Please pull out every line that includes the string "markersize".

━━━━━ Entries provided

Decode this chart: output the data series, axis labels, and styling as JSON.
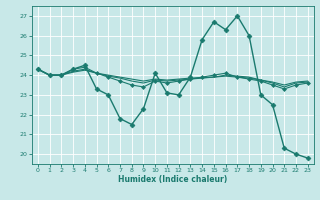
{
  "title": "",
  "xlabel": "Humidex (Indice chaleur)",
  "ylabel": "",
  "bg_color": "#c8e8e8",
  "grid_color": "#ffffff",
  "line_color": "#1a7a6e",
  "xlim": [
    -0.5,
    23.5
  ],
  "ylim": [
    19.5,
    27.5
  ],
  "xticks": [
    0,
    1,
    2,
    3,
    4,
    5,
    6,
    7,
    8,
    9,
    10,
    11,
    12,
    13,
    14,
    15,
    16,
    17,
    18,
    19,
    20,
    21,
    22,
    23
  ],
  "yticks": [
    20,
    21,
    22,
    23,
    24,
    25,
    26,
    27
  ],
  "lines": [
    {
      "x": [
        0,
        1,
        2,
        3,
        4,
        5,
        6,
        7,
        8,
        9,
        10,
        11,
        12,
        13,
        14,
        15,
        16,
        17,
        18,
        19,
        20,
        21,
        22,
        23
      ],
      "y": [
        24.3,
        24.0,
        24.0,
        24.3,
        24.5,
        23.3,
        23.0,
        21.8,
        21.5,
        22.3,
        24.1,
        23.1,
        23.0,
        23.9,
        25.8,
        26.7,
        26.3,
        27.0,
        26.0,
        23.0,
        22.5,
        20.3,
        20.0,
        19.8
      ],
      "marker": "D",
      "markersize": 2.5,
      "linewidth": 1.0
    },
    {
      "x": [
        0,
        1,
        2,
        3,
        4,
        5,
        6,
        7,
        8,
        9,
        10,
        11,
        12,
        13,
        14,
        15,
        16,
        17,
        18,
        19,
        20,
        21,
        22,
        23
      ],
      "y": [
        24.3,
        24.0,
        24.0,
        24.3,
        24.4,
        24.1,
        23.9,
        23.7,
        23.5,
        23.4,
        23.7,
        23.6,
        23.7,
        23.8,
        23.9,
        24.0,
        24.1,
        23.9,
        23.8,
        23.7,
        23.5,
        23.3,
        23.5,
        23.6
      ],
      "marker": "D",
      "markersize": 2.0,
      "linewidth": 0.8
    },
    {
      "x": [
        0,
        1,
        2,
        3,
        4,
        5,
        6,
        7,
        8,
        9,
        10,
        11,
        12,
        13,
        14,
        15,
        16,
        17,
        18,
        19,
        20,
        21,
        22,
        23
      ],
      "y": [
        24.3,
        24.0,
        24.0,
        24.2,
        24.3,
        24.1,
        23.95,
        23.85,
        23.7,
        23.6,
        23.75,
        23.7,
        23.75,
        23.8,
        23.85,
        23.9,
        24.0,
        23.95,
        23.9,
        23.75,
        23.6,
        23.4,
        23.6,
        23.65
      ],
      "marker": null,
      "markersize": 0,
      "linewidth": 0.8
    },
    {
      "x": [
        0,
        1,
        2,
        3,
        4,
        5,
        6,
        7,
        8,
        9,
        10,
        11,
        12,
        13,
        14,
        15,
        16,
        17,
        18,
        19,
        20,
        21,
        22,
        23
      ],
      "y": [
        24.3,
        24.0,
        24.0,
        24.15,
        24.25,
        24.1,
        24.0,
        23.9,
        23.8,
        23.7,
        23.8,
        23.75,
        23.8,
        23.85,
        23.87,
        23.9,
        23.95,
        23.9,
        23.85,
        23.75,
        23.65,
        23.5,
        23.65,
        23.7
      ],
      "marker": null,
      "markersize": 0,
      "linewidth": 0.8
    }
  ]
}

━━━━━━━━━━

- _The completed task_
      "markersize": 2.5,
      "markersize": 2.0,
      "markersize": 0,
      "markersize": 0,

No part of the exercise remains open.